(Collected data)
<<<<

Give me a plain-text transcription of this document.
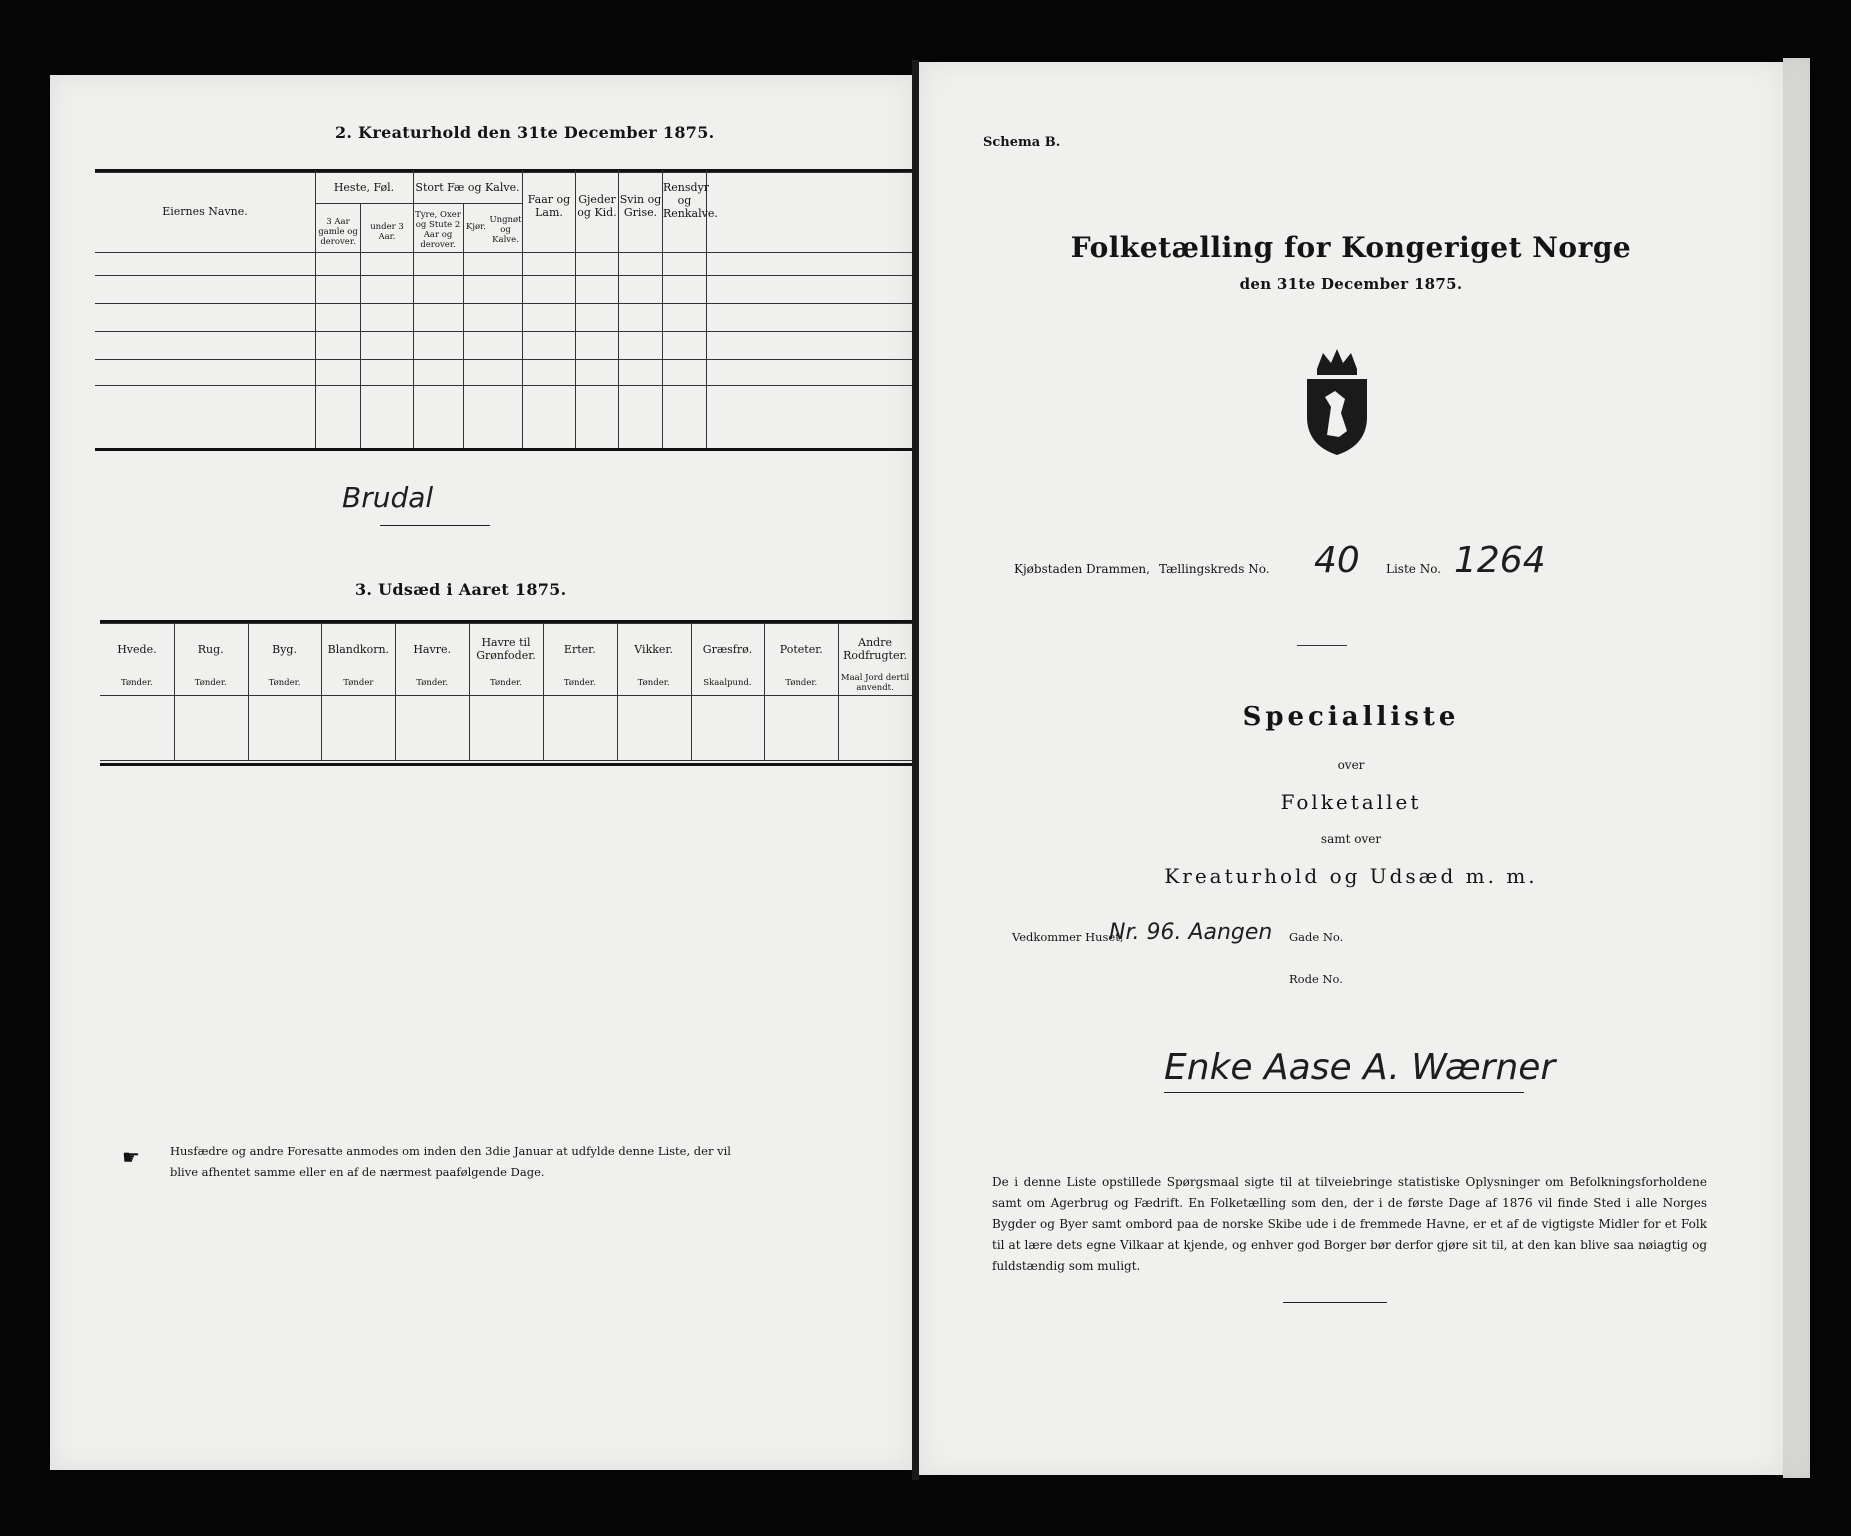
2. Kreaturhold den 31te December 1875.
Eiernes Navne.
Heste, Føl.	Stort Fæ og Kalve.
3 Aar gamle og derover.
under 3 Aar.
Tyre, Oxer og Stute 2 Aar og derover.
Kjør.
Ungnøt og Kalve.
Faar og Lam.
Gjeder og Kid.
Svin og Grise.
Rensdyr og Renkalve.
Brudal
3. Udsæd i Aaret 1875.
Hvede.
Tønder.
Rug.
Tønder.
Byg.
Tønder.
Blandkorn.
Tønder
Havre.
Tønder.
Havre til Grønfoder.
Tønder.
Erter.
Tønder.
Vikker.
Tønder.
Græsfrø.
Skaalpund.
Poteter.
Tønder.
Andre Rodfrugter.
Maal Jord dertil anvendt.
☛	Husfædre og andre Foresatte anmodes om inden den 3die Januar at udfylde denne Liste, der vil blive afhentet samme eller en af de nærmest paafølgende Dage.
Schema B.
Folketælling for Kongeriget Norge
den 31te December 1875.
Kjøbstaden Drammen, Tællingskreds No. 40 Liste No. 1264
Specialliste
over
Folketallet
samt over
Kreaturhold og Udsæd m. m.
Vedkommer Huset,
Nr. 96. Aangen Gade No.
Rode No.
Enke Aase A. Wærner
De i denne Liste opstillede Spørgsmaal sigte til at tilveiebringe statistiske Oplysninger om Befolkningsforholdene samt om Agerbrug og Fædrift. En Folketælling som den, der i de første Dage af 1876 vil finde Sted i alle Norges Bygder og Byer samt ombord paa de norske Skibe ude i de fremmede Havne, er et af de vigtigste Midler for et Folk til at lære dets egne Vilkaar at kjende, og enhver god Borger bør derfor gjøre sit til, at den kan blive saa nøiagtig og fuldstændig som muligt.
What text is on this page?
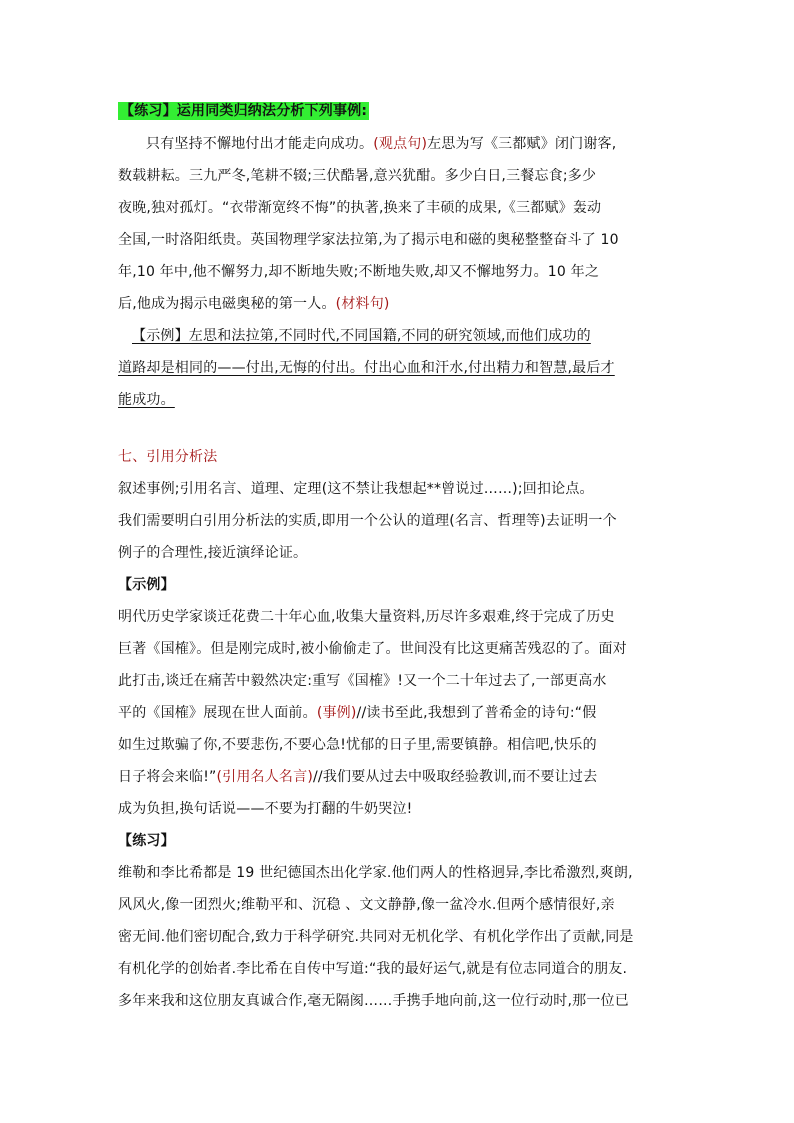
【练习】运用同类归纳法分析下列事例:
只有坚持不懈地付出才能走向成功。(观点句)左思为写《三都赋》闭门谢客,
数载耕耘。三九严冬,笔耕不辍;三伏酷暑,意兴犹酣。多少白日,三餐忘食;多少
夜晚,独对孤灯。“衣带渐宽终不悔”的执著,换来了丰硕的成果,《三都赋》轰动
全国,一时洛阳纸贵。英国物理学家法拉第,为了揭示电和磁的奥秘整整奋斗了 10
年,10 年中,他不懈努力,却不断地失败;不断地失败,却又不懈地努力。10 年之
后,他成为揭示电磁奥秘的第一人。(材料句)
【示例】左思和法拉第,不同时代,不同国籍,不同的研究领域,而他们成功的
道路却是相同的——付出,无悔的付出。付出心血和汗水,付出精力和智慧,最后才
能成功。
七、引用分析法
叙述事例;引用名言、道理、定理(这不禁让我想起**曾说过……);回扣论点。
我们需要明白引用分析法的实质,即用一个公认的道理(名言、哲理等)去证明一个
例子的合理性,接近演绎论证。
【示例】
明代历史学家谈迁花费二十年心血,收集大量资料,历尽许多艰难,终于完成了历史
巨著《国榷》。但是刚完成时,被小偷偷走了。世间没有比这更痛苦残忍的了。面对
此打击,谈迁在痛苦中毅然决定:重写《国榷》!又一个二十年过去了,一部更高水
平的《国榷》展现在世人面前。(事例)//读书至此,我想到了普希金的诗句:“假
如生过欺骗了你,不要悲伤,不要心急!忧郁的日子里,需要镇静。相信吧,快乐的
日子将会来临!”(引用名人名言)//我们要从过去中吸取经验教训,而不要让过去
成为负担,换句话说——不要为打翻的牛奶哭泣!
【练习】
维勒和李比希都是 19 世纪德国杰出化学家.他们两人的性格迥异,李比希激烈,爽朗,
风风火,像一团烈火;维勒平和、沉稳 、文文静静,像一盆冷水.但两个感情很好,亲
密无间.他们密切配合,致力于科学研究.共同对无机化学、有机化学作出了贡献,同是
有机化学的创始者.李比希在自传中写道:“我的最好运气,就是有位志同道合的朋友.
多年来我和这位朋友真诚合作,毫无隔阂……手携手地向前,这一位行动时,那一位已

>>>>

* Objective *
Transcribe each line above verbatim, with the pictures left out.

* Finished answer *
Give me a plain-text transcription of this document.
2. Kreaturhold den 31te December 1875.
Eiernes Navne.
Heste, Føl.	Stort Fæ og Kalve.
3 Aar gamle og derover.
under 3 Aar.
Tyre, Oxer og Stute 2 Aar og derover.
Kjør.
Ungnøt og Kalve.
Faar og Lam.
Gjeder og Kid.
Svin og Grise.
Rensdyr og Renkalve.
Brudal
3. Udsæd i Aaret 1875.
Hvede.
Tønder.
Rug.
Tønder.
Byg.
Tønder.
Blandkorn.
Tønder
Havre.
Tønder.
Havre til Grønfoder.
Tønder.
Erter.
Tønder.
Vikker.
Tønder.
Græsfrø.
Skaalpund.
Poteter.
Tønder.
Andre Rodfrugter.
Maal Jord dertil anvendt.
☛	Husfædre og andre Foresatte anmodes om inden den 3die Januar at udfylde denne Liste, der vil blive afhentet samme eller en af de nærmest paafølgende Dage.
Schema B.
Folketælling for Kongeriget Norge
den 31te December 1875.
Kjøbstaden Drammen, Tællingskreds No. 40 Liste No. 1264
Specialliste
over
Folketallet
samt over
Kreaturhold og Udsæd m. m.
Vedkommer Huset,
Nr. 96. Aangen Gade No.
Rode No.
Enke Aase A. Wærner
De i denne Liste opstillede Spørgsmaal sigte til at tilveiebringe statistiske Oplysninger om Befolkningsforholdene samt om Agerbrug og Fædrift. En Folketælling som den, der i de første Dage af 1876 vil finde Sted i alle Norges Bygder og Byer samt ombord paa de norske Skibe ude i de fremmede Havne, er et af de vigtigste Midler for et Folk til at lære dets egne Vilkaar at kjende, og enhver god Borger bør derfor gjøre sit til, at den kan blive saa nøiagtig og fuldstændig som muligt.
What text is on this page?
【练习】运用同类归纳法分析下列事例:
只有坚持不懈地付出才能走向成功。(观点句)左思为写《三都赋》闭门谢客,
数载耕耘。三九严冬,笔耕不辍;三伏酷暑,意兴犹酣。多少白日,三餐忘食;多少
夜晚,独对孤灯。“衣带渐宽终不悔”的执著,换来了丰硕的成果,《三都赋》轰动
全国,一时洛阳纸贵。英国物理学家法拉第,为了揭示电和磁的奥秘整整奋斗了 10
年,10 年中,他不懈努力,却不断地失败;不断地失败,却又不懈地努力。10 年之
后,他成为揭示电磁奥秘的第一人。(材料句)
【示例】左思和法拉第,不同时代,不同国籍,不同的研究领域,而他们成功的
道路却是相同的——付出,无悔的付出。付出心血和汗水,付出精力和智慧,最后才
能成功。
七、引用分析法
叙述事例;引用名言、道理、定理(这不禁让我想起**曾说过……);回扣论点。
我们需要明白引用分析法的实质,即用一个公认的道理(名言、哲理等)去证明一个
例子的合理性,接近演绎论证。
【示例】
明代历史学家谈迁花费二十年心血,收集大量资料,历尽许多艰难,终于完成了历史
巨著《国榷》。但是刚完成时,被小偷偷走了。世间没有比这更痛苦残忍的了。面对
此打击,谈迁在痛苦中毅然决定:重写《国榷》!又一个二十年过去了,一部更高水
平的《国榷》展现在世人面前。(事例)//读书至此,我想到了普希金的诗句:“假
如生过欺骗了你,不要悲伤,不要心急!忧郁的日子里,需要镇静。相信吧,快乐的
日子将会来临!”(引用名人名言)//我们要从过去中吸取经验教训,而不要让过去
成为负担,换句话说——不要为打翻的牛奶哭泣!
【练习】
维勒和李比希都是 19 世纪德国杰出化学家.他们两人的性格迥异,李比希激烈,爽朗,
风风火,像一团烈火;维勒平和、沉稳 、文文静静,像一盆冷水.但两个感情很好,亲
密无间.他们密切配合,致力于科学研究.共同对无机化学、有机化学作出了贡献,同是
有机化学的创始者.李比希在自传中写道:“我的最好运气,就是有位志同道合的朋友.
多年来我和这位朋友真诚合作,毫无隔阂……手携手地向前,这一位行动时,那一位已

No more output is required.